Exercise directions → Work through the data and report how many lines include the string "candlestick", giving the number alone.

Material to process →
•••••

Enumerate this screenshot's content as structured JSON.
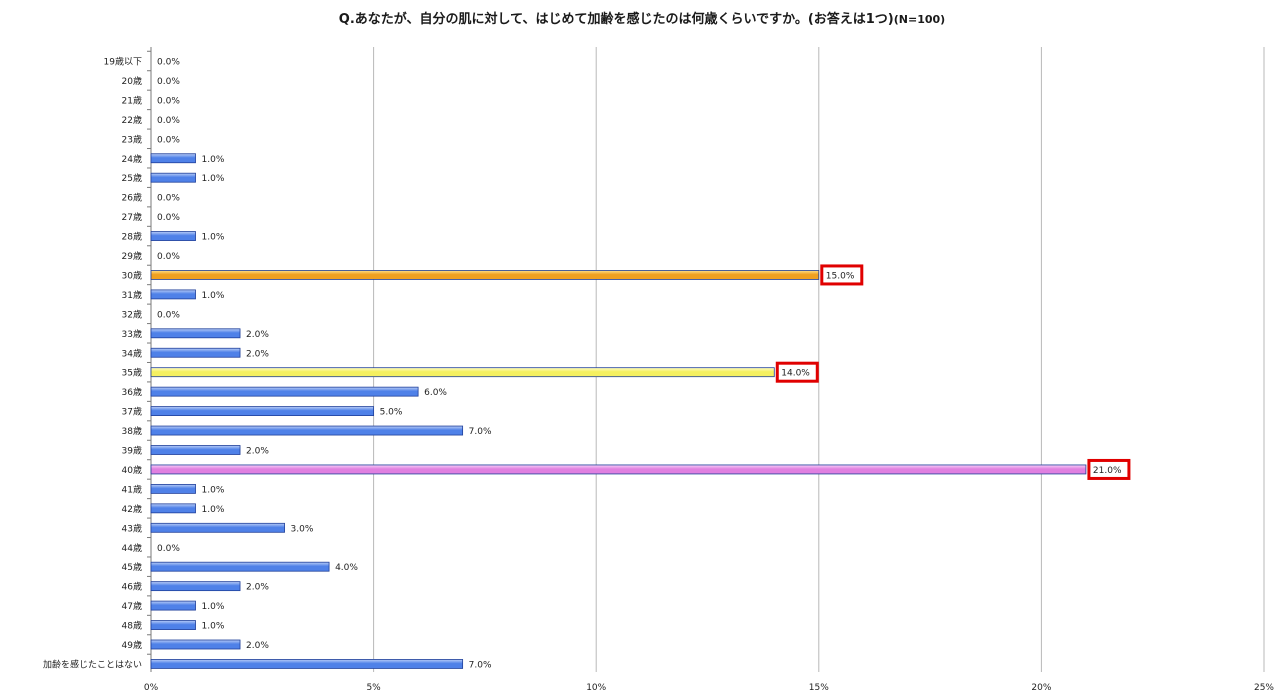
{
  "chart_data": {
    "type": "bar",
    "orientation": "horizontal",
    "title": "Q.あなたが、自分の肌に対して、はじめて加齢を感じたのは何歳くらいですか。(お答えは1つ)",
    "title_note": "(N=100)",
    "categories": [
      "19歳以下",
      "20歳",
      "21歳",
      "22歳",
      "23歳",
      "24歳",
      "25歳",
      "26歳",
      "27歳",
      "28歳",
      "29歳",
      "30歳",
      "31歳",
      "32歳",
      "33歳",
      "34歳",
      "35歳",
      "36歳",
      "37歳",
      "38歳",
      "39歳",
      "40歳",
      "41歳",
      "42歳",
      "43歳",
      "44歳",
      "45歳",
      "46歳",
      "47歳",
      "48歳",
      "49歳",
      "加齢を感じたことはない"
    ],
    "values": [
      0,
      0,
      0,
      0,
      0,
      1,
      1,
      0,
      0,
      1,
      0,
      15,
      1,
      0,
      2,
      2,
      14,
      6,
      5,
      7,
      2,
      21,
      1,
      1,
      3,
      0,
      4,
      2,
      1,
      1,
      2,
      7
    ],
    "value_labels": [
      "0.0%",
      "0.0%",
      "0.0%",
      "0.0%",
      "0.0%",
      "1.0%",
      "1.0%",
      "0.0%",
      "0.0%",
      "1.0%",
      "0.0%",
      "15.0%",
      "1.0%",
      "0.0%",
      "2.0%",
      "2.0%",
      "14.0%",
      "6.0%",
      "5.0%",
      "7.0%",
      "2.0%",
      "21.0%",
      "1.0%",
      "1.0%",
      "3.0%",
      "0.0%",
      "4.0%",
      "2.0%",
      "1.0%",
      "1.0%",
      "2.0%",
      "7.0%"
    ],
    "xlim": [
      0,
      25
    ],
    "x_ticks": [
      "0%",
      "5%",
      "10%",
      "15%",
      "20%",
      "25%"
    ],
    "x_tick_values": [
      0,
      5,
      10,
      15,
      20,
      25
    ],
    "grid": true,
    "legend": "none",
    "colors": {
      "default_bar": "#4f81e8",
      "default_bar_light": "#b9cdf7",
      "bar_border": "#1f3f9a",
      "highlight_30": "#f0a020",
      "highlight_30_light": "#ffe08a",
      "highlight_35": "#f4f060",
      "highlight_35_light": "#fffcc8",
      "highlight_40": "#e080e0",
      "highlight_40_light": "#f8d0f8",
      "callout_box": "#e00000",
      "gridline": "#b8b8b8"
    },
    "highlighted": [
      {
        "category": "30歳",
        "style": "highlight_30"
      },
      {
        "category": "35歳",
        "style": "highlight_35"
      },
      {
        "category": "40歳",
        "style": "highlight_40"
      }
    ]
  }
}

•••••

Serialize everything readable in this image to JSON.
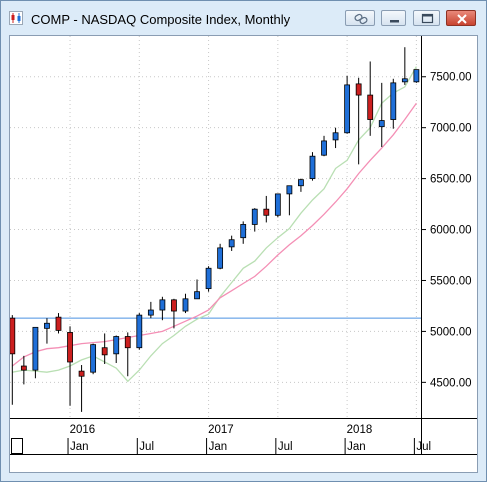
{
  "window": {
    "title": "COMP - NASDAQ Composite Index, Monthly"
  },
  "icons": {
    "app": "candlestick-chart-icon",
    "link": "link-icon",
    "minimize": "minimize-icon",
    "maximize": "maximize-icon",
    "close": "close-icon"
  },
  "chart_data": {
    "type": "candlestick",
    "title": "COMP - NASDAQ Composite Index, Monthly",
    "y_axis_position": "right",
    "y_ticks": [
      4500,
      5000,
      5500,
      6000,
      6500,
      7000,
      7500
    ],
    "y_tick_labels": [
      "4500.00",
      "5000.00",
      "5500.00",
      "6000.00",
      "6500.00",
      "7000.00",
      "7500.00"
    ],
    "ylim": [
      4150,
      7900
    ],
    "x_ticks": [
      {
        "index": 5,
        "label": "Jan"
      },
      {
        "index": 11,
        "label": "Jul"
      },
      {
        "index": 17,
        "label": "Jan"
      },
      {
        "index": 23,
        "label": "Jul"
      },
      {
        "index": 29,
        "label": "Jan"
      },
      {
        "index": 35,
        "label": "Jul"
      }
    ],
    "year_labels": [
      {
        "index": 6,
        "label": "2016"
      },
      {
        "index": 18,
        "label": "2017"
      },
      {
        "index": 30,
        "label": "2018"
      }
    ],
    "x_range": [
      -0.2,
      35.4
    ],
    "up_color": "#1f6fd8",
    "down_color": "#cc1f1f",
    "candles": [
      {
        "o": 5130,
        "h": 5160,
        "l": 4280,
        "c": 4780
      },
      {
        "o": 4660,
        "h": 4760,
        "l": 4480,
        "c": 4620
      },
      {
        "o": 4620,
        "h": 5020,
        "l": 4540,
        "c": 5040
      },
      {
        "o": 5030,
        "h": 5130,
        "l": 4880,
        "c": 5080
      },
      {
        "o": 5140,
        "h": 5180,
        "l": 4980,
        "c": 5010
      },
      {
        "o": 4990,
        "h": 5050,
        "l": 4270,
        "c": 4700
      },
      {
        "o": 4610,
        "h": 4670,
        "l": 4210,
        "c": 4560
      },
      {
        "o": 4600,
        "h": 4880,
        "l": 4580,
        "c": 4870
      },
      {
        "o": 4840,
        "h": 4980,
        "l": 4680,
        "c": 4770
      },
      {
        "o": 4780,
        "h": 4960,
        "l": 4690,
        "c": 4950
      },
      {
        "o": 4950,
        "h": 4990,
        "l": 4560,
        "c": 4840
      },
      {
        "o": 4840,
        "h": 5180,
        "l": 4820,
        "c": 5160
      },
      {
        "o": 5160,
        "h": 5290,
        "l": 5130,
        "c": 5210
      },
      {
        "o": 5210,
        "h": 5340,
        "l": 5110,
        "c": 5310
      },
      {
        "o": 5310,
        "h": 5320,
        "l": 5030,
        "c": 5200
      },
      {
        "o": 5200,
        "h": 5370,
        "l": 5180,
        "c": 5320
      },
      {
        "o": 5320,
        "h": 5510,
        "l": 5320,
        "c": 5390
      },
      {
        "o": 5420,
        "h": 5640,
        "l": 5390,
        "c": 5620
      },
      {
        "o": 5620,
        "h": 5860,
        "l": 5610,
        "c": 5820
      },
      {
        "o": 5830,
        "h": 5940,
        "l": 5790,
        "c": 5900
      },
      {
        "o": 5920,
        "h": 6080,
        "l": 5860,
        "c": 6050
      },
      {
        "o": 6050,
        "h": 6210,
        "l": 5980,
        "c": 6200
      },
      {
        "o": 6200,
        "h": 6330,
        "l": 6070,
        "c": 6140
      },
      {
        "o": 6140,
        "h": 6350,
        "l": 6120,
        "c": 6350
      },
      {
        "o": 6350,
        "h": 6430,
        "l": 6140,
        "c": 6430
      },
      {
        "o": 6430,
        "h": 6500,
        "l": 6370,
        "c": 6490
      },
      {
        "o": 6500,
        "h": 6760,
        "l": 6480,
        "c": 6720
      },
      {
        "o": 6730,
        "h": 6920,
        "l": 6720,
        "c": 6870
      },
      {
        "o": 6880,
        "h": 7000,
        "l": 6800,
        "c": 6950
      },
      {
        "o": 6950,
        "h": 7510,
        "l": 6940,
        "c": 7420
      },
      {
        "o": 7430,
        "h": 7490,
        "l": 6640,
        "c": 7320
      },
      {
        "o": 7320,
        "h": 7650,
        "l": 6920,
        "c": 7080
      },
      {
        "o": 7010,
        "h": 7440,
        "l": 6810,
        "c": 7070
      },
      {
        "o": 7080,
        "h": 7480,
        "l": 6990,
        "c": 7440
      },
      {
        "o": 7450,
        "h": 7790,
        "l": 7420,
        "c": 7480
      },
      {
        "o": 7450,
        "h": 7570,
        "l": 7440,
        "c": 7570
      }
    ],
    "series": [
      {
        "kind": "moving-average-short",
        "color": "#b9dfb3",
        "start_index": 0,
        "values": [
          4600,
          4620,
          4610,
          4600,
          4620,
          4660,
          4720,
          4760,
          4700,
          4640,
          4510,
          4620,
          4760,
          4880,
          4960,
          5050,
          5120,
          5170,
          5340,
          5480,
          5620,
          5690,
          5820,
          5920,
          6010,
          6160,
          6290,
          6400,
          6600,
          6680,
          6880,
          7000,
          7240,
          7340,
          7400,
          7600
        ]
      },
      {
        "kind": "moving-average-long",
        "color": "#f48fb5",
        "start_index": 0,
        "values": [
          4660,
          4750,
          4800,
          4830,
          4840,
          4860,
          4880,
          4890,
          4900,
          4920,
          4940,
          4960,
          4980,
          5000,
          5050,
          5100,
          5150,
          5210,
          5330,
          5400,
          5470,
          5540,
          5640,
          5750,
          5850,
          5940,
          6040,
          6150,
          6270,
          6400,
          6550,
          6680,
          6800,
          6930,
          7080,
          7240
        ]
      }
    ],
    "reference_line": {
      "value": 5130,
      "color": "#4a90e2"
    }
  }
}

•••••

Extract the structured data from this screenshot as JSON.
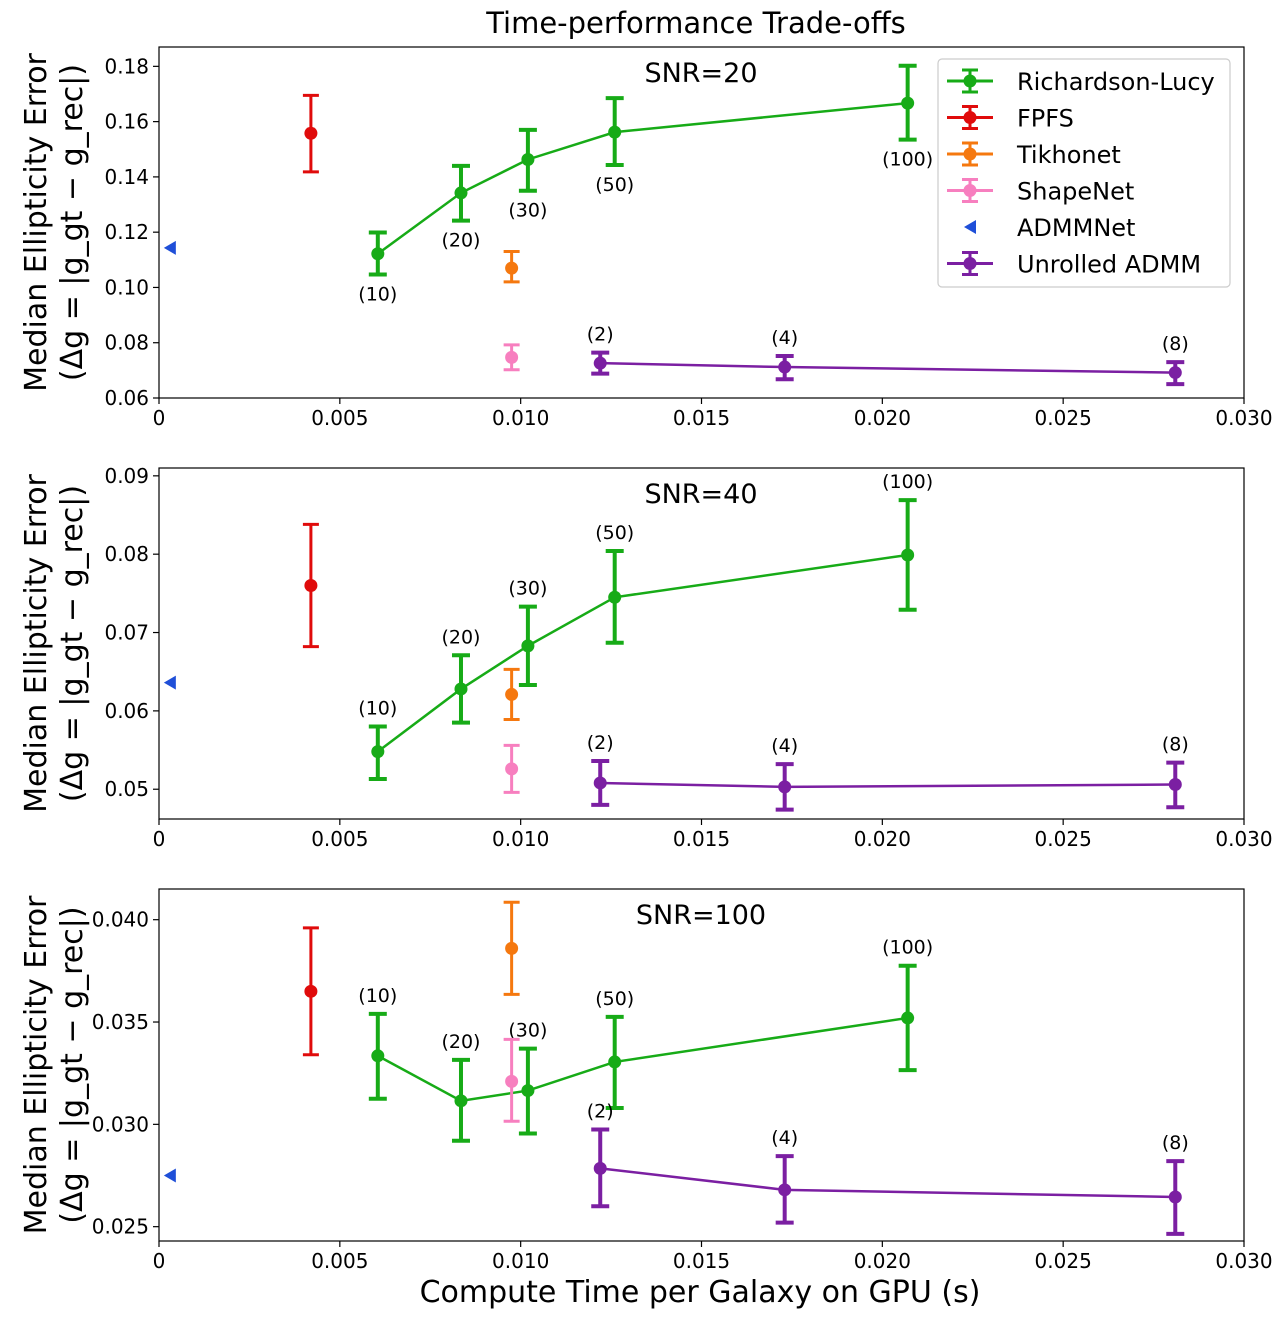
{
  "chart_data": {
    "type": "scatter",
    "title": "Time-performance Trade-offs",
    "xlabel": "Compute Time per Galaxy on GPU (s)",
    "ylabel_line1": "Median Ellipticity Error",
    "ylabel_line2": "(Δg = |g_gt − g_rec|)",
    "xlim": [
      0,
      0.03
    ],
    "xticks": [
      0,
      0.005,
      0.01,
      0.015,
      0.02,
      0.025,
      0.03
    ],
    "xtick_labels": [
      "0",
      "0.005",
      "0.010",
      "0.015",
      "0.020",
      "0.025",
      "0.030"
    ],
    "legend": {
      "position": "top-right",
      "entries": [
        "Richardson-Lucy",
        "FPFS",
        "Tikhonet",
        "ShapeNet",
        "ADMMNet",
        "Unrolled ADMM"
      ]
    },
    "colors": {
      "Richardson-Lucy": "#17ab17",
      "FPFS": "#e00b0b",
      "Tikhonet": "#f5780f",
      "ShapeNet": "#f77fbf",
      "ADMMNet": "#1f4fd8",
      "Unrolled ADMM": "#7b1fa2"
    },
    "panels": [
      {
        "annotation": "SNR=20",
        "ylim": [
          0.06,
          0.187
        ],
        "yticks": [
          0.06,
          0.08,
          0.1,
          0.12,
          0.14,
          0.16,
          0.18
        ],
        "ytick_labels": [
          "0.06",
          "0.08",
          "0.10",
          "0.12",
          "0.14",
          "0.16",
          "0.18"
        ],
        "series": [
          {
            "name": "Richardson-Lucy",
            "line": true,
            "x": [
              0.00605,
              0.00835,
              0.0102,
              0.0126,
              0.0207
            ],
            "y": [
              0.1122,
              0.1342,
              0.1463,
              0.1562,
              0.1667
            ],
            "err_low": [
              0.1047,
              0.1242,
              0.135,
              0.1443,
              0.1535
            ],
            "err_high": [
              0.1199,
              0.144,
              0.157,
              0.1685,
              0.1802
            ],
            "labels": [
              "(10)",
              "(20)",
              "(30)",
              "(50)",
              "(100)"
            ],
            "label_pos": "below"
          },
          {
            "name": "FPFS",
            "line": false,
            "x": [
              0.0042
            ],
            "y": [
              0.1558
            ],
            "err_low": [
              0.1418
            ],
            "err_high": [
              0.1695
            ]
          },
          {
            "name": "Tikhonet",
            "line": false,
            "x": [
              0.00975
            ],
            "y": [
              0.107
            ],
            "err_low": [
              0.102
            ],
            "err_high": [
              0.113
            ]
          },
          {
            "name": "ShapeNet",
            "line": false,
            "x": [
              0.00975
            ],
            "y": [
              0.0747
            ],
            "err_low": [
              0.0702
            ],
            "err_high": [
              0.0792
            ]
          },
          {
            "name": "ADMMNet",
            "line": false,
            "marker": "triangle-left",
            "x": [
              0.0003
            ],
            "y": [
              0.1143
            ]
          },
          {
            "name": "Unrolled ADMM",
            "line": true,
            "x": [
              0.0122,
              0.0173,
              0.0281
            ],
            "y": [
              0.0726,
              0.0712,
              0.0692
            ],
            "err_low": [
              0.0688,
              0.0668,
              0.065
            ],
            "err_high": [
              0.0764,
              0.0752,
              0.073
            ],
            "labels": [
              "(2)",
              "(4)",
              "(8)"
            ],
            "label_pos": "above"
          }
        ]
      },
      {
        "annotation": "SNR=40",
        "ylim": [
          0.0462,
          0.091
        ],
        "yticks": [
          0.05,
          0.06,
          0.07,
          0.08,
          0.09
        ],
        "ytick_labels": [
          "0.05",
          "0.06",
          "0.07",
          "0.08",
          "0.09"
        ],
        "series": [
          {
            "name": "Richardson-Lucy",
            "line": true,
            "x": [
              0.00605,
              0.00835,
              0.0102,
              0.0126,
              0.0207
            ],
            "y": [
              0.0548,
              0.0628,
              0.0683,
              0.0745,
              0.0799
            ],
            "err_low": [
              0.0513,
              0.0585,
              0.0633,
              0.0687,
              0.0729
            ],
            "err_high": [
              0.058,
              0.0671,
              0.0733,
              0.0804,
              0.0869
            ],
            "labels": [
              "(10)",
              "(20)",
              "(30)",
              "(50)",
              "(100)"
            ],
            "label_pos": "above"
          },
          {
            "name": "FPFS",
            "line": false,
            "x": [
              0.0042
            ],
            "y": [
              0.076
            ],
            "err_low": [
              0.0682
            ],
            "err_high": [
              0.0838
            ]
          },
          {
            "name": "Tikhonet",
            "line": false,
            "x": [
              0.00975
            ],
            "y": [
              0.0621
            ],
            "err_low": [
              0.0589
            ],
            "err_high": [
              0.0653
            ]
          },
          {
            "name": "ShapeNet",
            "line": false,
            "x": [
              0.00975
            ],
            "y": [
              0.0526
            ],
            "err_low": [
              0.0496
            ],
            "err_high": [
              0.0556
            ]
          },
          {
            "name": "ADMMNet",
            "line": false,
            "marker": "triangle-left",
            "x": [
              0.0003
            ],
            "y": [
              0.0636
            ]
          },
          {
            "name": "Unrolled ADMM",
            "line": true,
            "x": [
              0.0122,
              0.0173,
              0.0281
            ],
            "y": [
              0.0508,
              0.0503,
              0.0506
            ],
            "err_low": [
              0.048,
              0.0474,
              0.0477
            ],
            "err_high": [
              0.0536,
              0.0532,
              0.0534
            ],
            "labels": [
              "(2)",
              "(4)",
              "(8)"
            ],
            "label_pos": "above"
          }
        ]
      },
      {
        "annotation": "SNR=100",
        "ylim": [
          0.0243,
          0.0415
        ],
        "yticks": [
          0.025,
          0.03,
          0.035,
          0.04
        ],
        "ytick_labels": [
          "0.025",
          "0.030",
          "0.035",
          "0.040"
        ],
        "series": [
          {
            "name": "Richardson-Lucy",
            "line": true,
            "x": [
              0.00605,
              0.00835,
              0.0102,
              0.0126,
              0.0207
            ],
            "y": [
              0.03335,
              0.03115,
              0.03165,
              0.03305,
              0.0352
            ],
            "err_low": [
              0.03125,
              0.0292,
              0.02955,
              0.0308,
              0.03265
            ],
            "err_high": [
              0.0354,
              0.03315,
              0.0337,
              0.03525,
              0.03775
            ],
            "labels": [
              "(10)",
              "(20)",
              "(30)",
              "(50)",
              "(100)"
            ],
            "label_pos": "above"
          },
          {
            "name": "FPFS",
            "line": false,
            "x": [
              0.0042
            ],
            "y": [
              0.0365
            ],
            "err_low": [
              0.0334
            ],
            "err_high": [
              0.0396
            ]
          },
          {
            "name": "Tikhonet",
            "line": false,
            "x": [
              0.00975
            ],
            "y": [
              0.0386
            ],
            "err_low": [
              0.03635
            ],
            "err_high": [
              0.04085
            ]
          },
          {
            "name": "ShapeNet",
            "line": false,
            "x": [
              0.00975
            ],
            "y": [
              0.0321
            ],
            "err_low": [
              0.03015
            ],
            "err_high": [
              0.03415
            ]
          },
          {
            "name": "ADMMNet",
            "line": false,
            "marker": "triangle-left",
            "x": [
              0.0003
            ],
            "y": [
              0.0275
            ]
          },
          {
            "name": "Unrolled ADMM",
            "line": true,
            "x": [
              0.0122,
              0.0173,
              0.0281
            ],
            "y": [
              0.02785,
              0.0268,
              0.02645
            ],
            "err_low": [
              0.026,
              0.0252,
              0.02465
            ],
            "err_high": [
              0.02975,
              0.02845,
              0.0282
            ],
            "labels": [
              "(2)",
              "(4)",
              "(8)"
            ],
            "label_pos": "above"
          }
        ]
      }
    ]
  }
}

•••••

Solution to this exercise → 2